Objective –
Set down, without any change, the lines starting with the one containing "bold-button[interactable]: B [366,134,380,147]" and going on through the one containing "vertical-scrollbar[interactable]: ▴ ▾", with both of those included.

Extracted entries –
□ □ □ □ □ □ □

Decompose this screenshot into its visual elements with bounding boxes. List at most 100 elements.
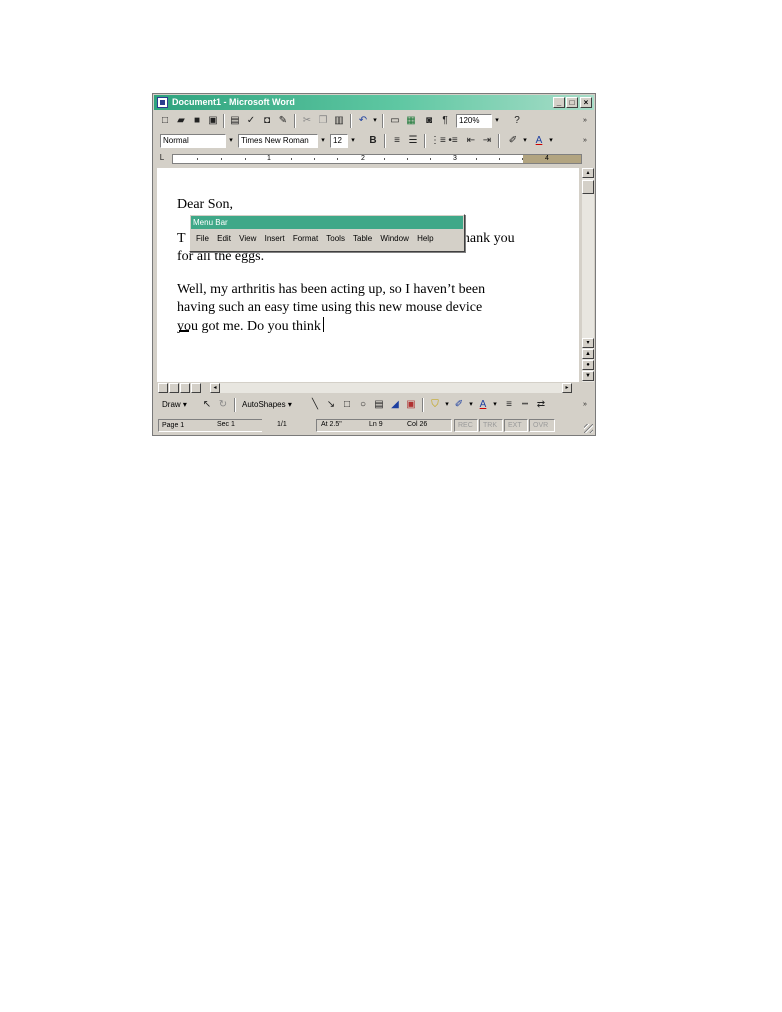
bold-button[interactable]: B [366,134,380,147]
toolbar-options-icon[interactable]: » [578,398,592,411]
print-icon[interactable]: ▤ [228,114,242,127]
font-color-dropdown-icon[interactable]: ▾ [546,134,556,148]
zoom-select[interactable]: 120% [456,114,492,128]
paste-icon[interactable]: ▥ [332,114,346,127]
vertical-scrollbar[interactable]: ▴ ▾ ▲ ● ▼ [582,168,594,382]
resize-grip[interactable] [584,424,593,433]
tab-selector-icon[interactable]: L [156,152,168,164]
align-center-icon[interactable]: ☰ [406,134,420,147]
word-app-icon[interactable] [157,97,168,108]
drawing-icon[interactable]: ◙ [422,114,436,127]
select-objects-icon[interactable]: ↖ [200,398,214,411]
floating-menu-bar[interactable]: Menu Bar File Edit View Insert Format To… [189,214,465,252]
menu-help[interactable]: Help [417,234,433,243]
menu-file[interactable]: File [196,234,209,243]
cut-icon[interactable]: ✂ [300,114,314,127]
excel-icon[interactable]: ▦ [404,114,418,127]
style-select[interactable]: Normal [160,134,226,148]
document-line: Well, my arthritis has been acting up, s… [177,282,486,297]
print-layout-view-button[interactable] [180,383,190,393]
show-formatting-icon[interactable]: ¶ [438,114,452,127]
line-color-dropdown-icon[interactable]: ▾ [466,398,476,412]
toolbar-options-icon[interactable]: » [578,114,592,127]
horizontal-ruler[interactable]: L 1 2 3 4 [154,151,594,167]
scroll-up-button[interactable]: ▴ [582,168,594,178]
menu-tools[interactable]: Tools [326,234,345,243]
arrow-style-icon[interactable]: ⇄ [534,398,548,411]
oval-icon[interactable]: ○ [356,398,370,411]
normal-view-button[interactable] [158,383,168,393]
status-rec[interactable]: REC [454,419,478,432]
autoshapes-menu-button[interactable]: AutoShapes ▾ [242,399,292,411]
web-layout-view-button[interactable] [169,383,179,393]
print-preview-icon[interactable]: ◘ [260,114,274,127]
outline-view-button[interactable] [191,383,201,393]
line-icon[interactable]: ╲ [308,398,322,411]
clip-art-icon[interactable]: ▣ [404,398,418,411]
save-icon[interactable]: ■ [190,114,204,127]
line-color-icon[interactable]: ✐ [452,398,466,411]
menu-edit[interactable]: Edit [217,234,231,243]
style-dropdown-icon[interactable]: ▾ [226,134,236,148]
undo-dropdown-icon[interactable]: ▾ [370,114,380,128]
align-left-icon[interactable]: ≡ [390,134,404,147]
menu-table[interactable]: Table [353,234,372,243]
maximize-button[interactable]: □ [566,97,578,108]
decrease-indent-icon[interactable]: ⇤ [464,134,478,147]
scroll-thumb[interactable] [582,180,594,194]
copy-icon[interactable]: ❐ [316,114,330,127]
font-color-icon[interactable]: A [532,134,546,147]
toolbar-options-icon[interactable]: » [578,134,592,147]
close-button[interactable]: × [580,97,592,108]
text-box-icon[interactable]: ▤ [372,398,386,411]
font-color-dropdown-icon[interactable]: ▾ [490,398,500,412]
document-page[interactable]: Dear Son, T thank you for all the eggs. … [157,168,579,382]
font-color-icon[interactable]: A [476,398,490,411]
line-style-icon[interactable]: ≡ [502,398,516,411]
font-select[interactable]: Times New Roman [238,134,318,148]
spelling-icon[interactable]: ✓ [244,114,258,127]
size-dropdown-icon[interactable]: ▾ [348,134,358,148]
increase-indent-icon[interactable]: ⇥ [480,134,494,147]
scroll-left-button[interactable]: ◂ [210,383,220,393]
bullets-icon[interactable]: •≡ [446,134,460,147]
menu-insert[interactable]: Insert [265,234,285,243]
fill-color-dropdown-icon[interactable]: ▾ [442,398,452,412]
undo-icon[interactable]: ↶ [356,114,370,127]
numbering-icon[interactable]: ⋮≡ [430,134,446,147]
open-icon[interactable]: ▰ [174,114,188,127]
zoom-dropdown-icon[interactable]: ▾ [492,114,502,128]
research-icon[interactable]: ✎ [276,114,290,127]
next-page-button[interactable]: ▼ [582,371,594,381]
minimize-button[interactable]: _ [553,97,565,108]
new-icon[interactable]: □ [158,114,172,127]
menu-window[interactable]: Window [380,234,408,243]
arrow-icon[interactable]: ↘ [324,398,338,411]
previous-page-button[interactable]: ▲ [582,349,594,359]
draw-menu-button[interactable]: Draw ▾ [162,399,187,411]
title-bar[interactable]: Document1 - Microsoft Word _ □ × [154,95,594,110]
scroll-down-button[interactable]: ▾ [582,338,594,348]
font-dropdown-icon[interactable]: ▾ [318,134,328,148]
document-line-with-caret: you got me. Do you think [177,317,324,336]
table-icon[interactable]: ▭ [388,114,402,127]
rectangle-icon[interactable]: □ [340,398,354,411]
horizontal-scrollbar[interactable]: ◂ ▸ [210,383,572,393]
menu-bar-title[interactable]: Menu Bar [191,216,463,229]
menu-view[interactable]: View [239,234,256,243]
fill-color-icon[interactable]: ⛉ [428,398,442,411]
status-trk[interactable]: TRK [479,419,503,432]
status-ext[interactable]: EXT [504,419,528,432]
wordart-icon[interactable]: ◢ [388,398,402,411]
dash-style-icon[interactable]: ┅ [518,398,532,411]
help-icon[interactable]: ? [510,114,524,127]
select-browse-object-button[interactable]: ● [582,360,594,370]
scroll-right-button[interactable]: ▸ [562,383,572,393]
highlight-dropdown-icon[interactable]: ▾ [520,134,530,148]
highlight-icon[interactable]: ✐ [506,134,520,147]
free-rotate-icon[interactable]: ↻ [216,398,230,411]
menu-format[interactable]: Format [293,234,318,243]
status-ovr[interactable]: OVR [529,419,555,432]
font-size-select[interactable]: 12 [330,134,348,148]
permission-icon[interactable]: ▣ [206,114,220,127]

□ □ □ □ □ □ □

Result –
bold-button[interactable]: B [366,134,380,147]
toolbar-options-icon[interactable]: » [578,398,592,411]
print-icon[interactable]: ▤ [228,114,242,127]
font-color-dropdown-icon[interactable]: ▾ [546,134,556,148]
zoom-select[interactable]: 120% [456,114,492,128]
paste-icon[interactable]: ▥ [332,114,346,127]
vertical-scrollbar[interactable]: ▴ ▾ ▲ ● ▼ [582,168,594,382]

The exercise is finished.